▶ [Given passage]
** start **
OpenTelemetry Instrumentation: Manual vs. Automatic
What Is OpenTelemetry Instrumentation?
OpenTelemetry provides a set of APIs, libraries, and agents designed to capture, process, and export telemetry data from software applications. Instrumentation refers to ensuring an application’s code generates traces, metrics, and logs that make it observable.
Manual instrumentation
Involves adding specific code snippets to your application to capture and send telemetry data. It can capture custom metrics specific to your application, like items in a shopping cart or the time it takes to perform a specific database query. Manual instrumentation provides a high level of control and flexibility but takes time to implement.
Advantages
-
Full Control: You have complete authority over what gets measured, when, and in how much detail. This allows you to focus exclusively on critical business transactions and functions, maximizing the signal-to-noise ratio.
-
Rich Business Context: You can enrich traces with valuable, domain-specific attributes that are crucial for debugging and performance analysis. For example, you can add tags like customer_id, cart_value, or subscription_tier='premium' to a trace. This helps answer complex questions like, "Why do requests slow down only for premium users with a cart value over $500?"
-
Reliability & Independence: The instrumentation code is a part of your application's source code. It is not dependent on the internal implementation details of third-party frameworks, making it more robust against framework updates that might otherwise break instrumentation.
** end **
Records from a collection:
** start **
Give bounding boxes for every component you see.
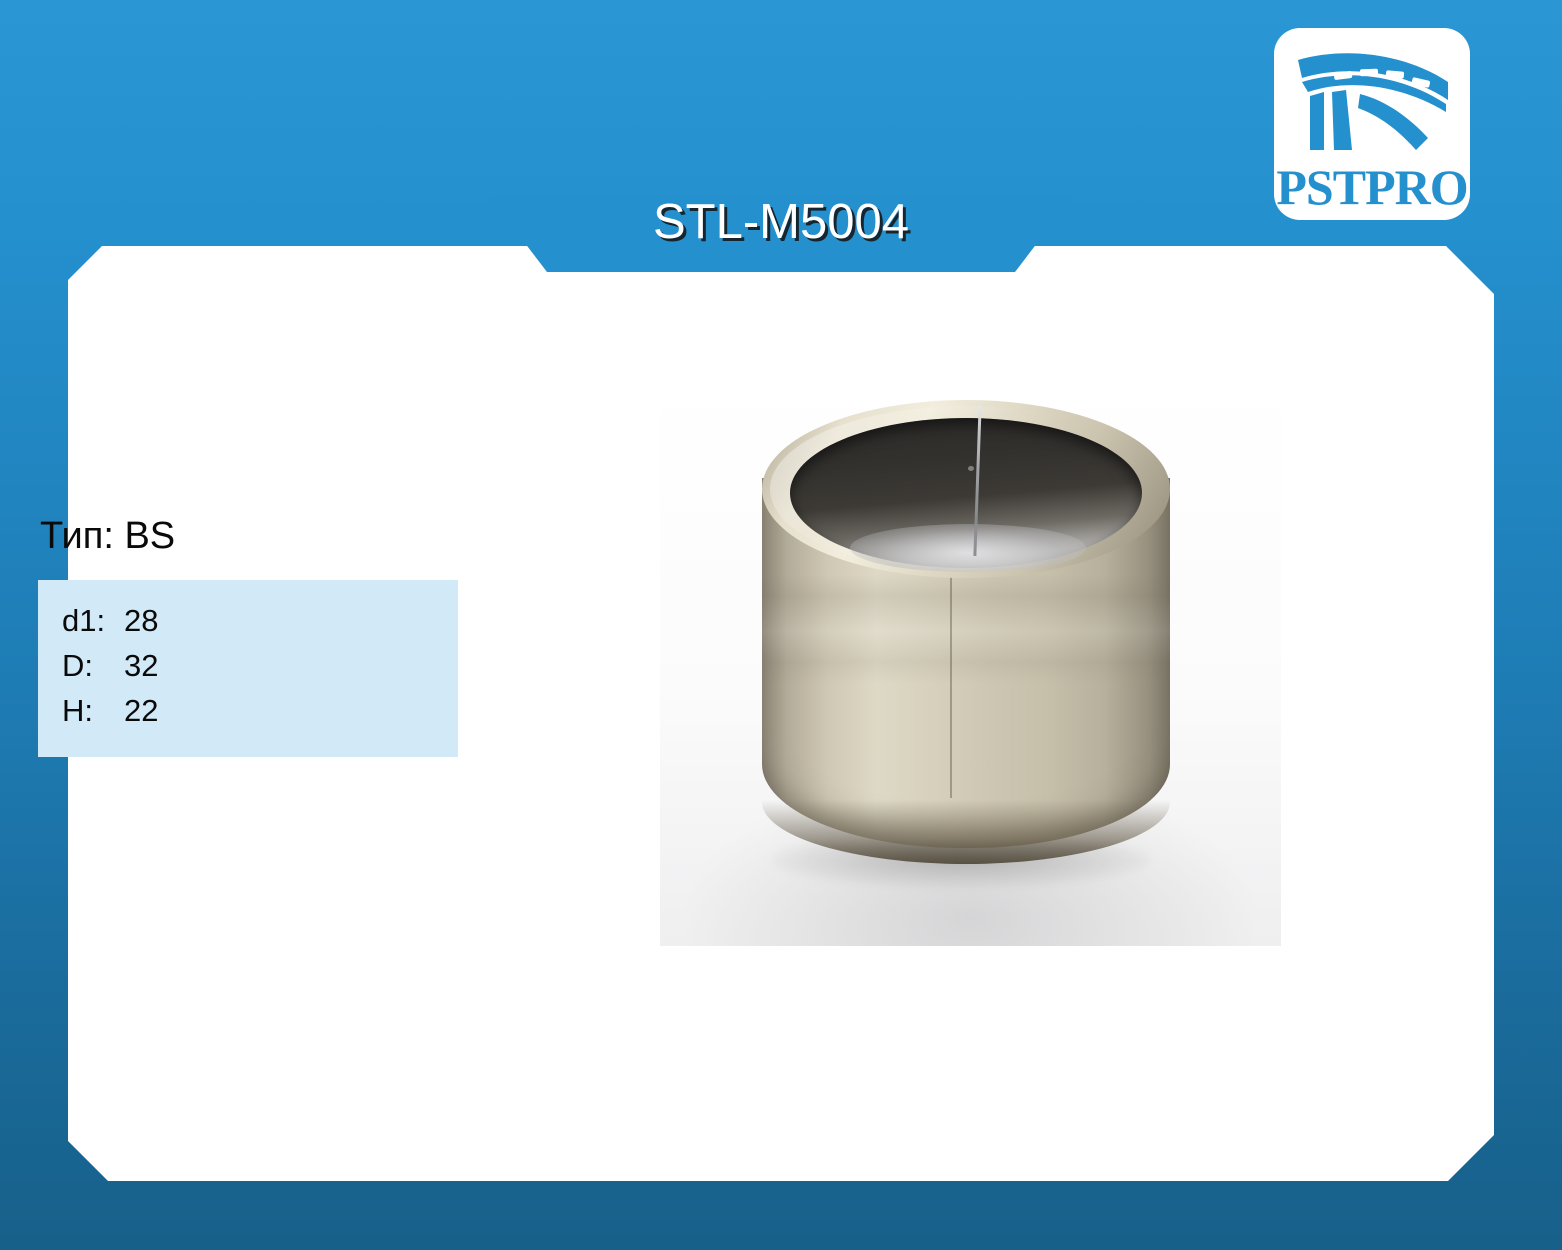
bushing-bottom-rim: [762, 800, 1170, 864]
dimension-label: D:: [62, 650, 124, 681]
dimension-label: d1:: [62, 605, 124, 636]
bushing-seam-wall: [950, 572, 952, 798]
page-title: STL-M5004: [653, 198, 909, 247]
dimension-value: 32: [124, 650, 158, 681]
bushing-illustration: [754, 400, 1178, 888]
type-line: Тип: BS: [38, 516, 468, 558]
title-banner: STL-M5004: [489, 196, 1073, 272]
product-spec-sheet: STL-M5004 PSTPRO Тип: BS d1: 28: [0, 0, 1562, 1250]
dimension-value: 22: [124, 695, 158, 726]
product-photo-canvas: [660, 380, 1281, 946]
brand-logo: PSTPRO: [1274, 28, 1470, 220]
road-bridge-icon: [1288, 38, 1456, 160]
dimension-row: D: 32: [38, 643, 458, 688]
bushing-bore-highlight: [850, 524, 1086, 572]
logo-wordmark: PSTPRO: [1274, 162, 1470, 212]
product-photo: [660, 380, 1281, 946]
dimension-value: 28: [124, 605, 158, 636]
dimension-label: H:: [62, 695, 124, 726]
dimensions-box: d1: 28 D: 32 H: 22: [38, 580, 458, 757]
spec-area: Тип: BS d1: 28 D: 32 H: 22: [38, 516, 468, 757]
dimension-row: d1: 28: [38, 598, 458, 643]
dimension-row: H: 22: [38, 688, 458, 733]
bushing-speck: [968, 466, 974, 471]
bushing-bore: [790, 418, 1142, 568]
** end **
** start **
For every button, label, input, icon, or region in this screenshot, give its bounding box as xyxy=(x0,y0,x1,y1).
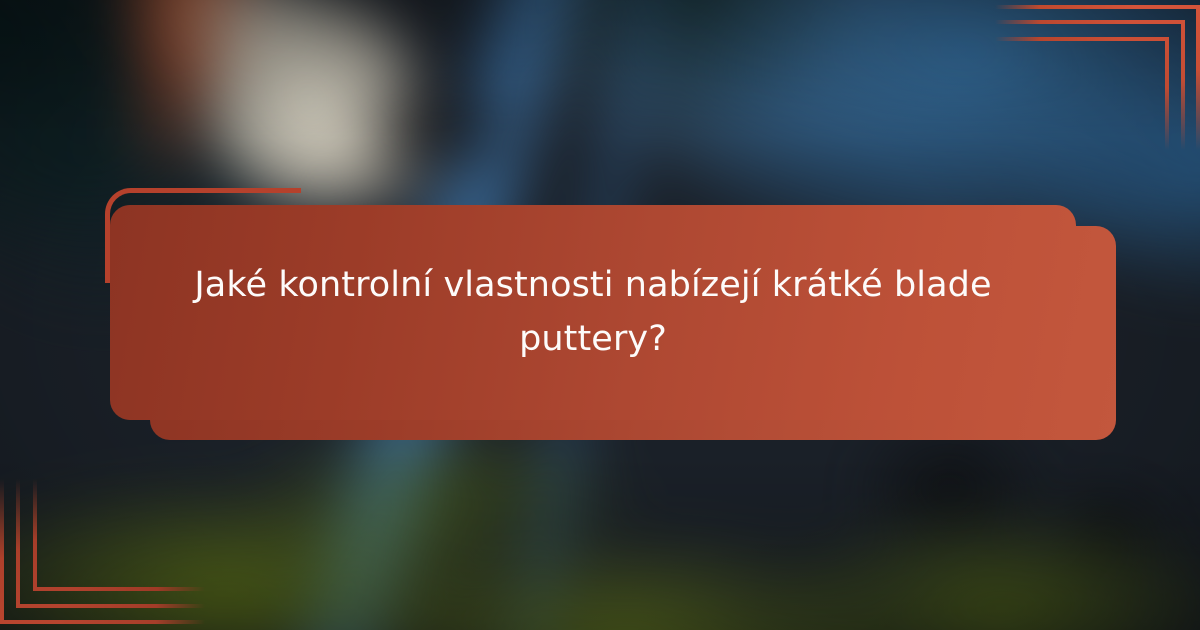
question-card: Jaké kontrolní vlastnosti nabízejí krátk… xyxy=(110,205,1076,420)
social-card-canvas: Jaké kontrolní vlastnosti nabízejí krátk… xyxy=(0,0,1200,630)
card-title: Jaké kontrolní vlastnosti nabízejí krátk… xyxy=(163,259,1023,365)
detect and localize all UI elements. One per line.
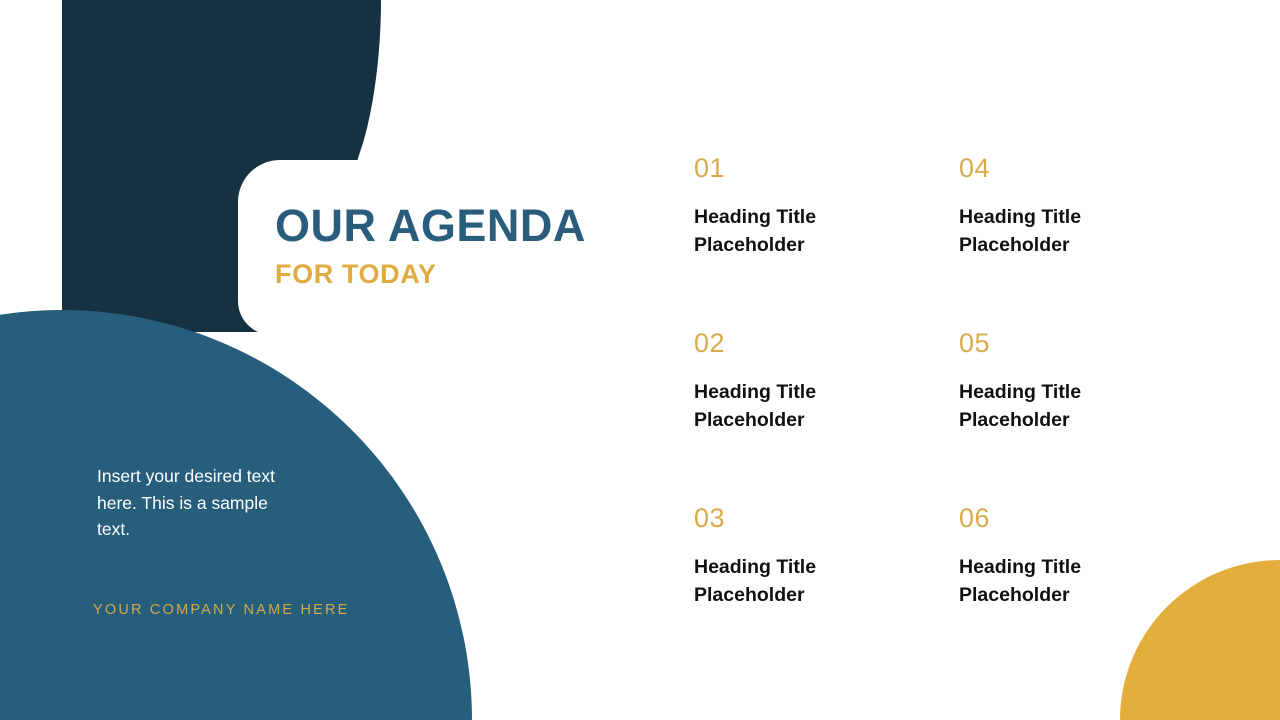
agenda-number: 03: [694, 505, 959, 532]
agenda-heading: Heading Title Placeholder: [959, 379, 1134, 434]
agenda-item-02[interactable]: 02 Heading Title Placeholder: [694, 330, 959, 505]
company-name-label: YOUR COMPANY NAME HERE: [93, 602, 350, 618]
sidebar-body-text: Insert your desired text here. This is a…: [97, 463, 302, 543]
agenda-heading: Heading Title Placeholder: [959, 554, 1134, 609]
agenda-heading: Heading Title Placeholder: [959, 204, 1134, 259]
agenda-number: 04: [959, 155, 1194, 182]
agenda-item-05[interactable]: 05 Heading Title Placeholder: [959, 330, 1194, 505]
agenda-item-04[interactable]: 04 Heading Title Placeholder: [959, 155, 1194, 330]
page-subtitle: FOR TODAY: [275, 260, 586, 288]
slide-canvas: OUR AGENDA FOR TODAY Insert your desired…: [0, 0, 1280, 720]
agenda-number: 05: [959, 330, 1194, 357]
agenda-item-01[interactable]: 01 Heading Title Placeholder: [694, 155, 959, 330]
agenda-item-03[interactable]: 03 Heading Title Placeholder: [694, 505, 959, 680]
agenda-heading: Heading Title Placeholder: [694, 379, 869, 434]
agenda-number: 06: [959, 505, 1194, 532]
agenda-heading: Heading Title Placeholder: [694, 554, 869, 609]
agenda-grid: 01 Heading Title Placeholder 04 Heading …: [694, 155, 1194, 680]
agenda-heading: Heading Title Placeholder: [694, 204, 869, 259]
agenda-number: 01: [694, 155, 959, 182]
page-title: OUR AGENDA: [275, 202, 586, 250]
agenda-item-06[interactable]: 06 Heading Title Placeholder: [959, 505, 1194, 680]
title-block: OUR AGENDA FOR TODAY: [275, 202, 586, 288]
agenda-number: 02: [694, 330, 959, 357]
** end **
▶ [Tasks to carry out]
[1] What drawback of manual instrumentation does the OpenTelemetry instrumentation page mention?
[2] Does each statement agree with the OpenTelemetry instrumentation page? (a) Manual instrumentation code depends on the internal implementation details of third-party frameworks. (b) Items in a shopping cart are given as an example of a custom metric. (c) Instrumentation means ensuring an application's code generates traces, metrics, and logs.
The records have nothing to do with this.

▶ [Answer list]
[1] It takes time to implement.

[2]
(a) No: "It is not dependent on the internal implementation details of third-party frameworks"
(b) Yes: "like items in a shopping cart"
(c) Yes: "ensuring an application’s code generates traces, metrics, and logs that make it observable"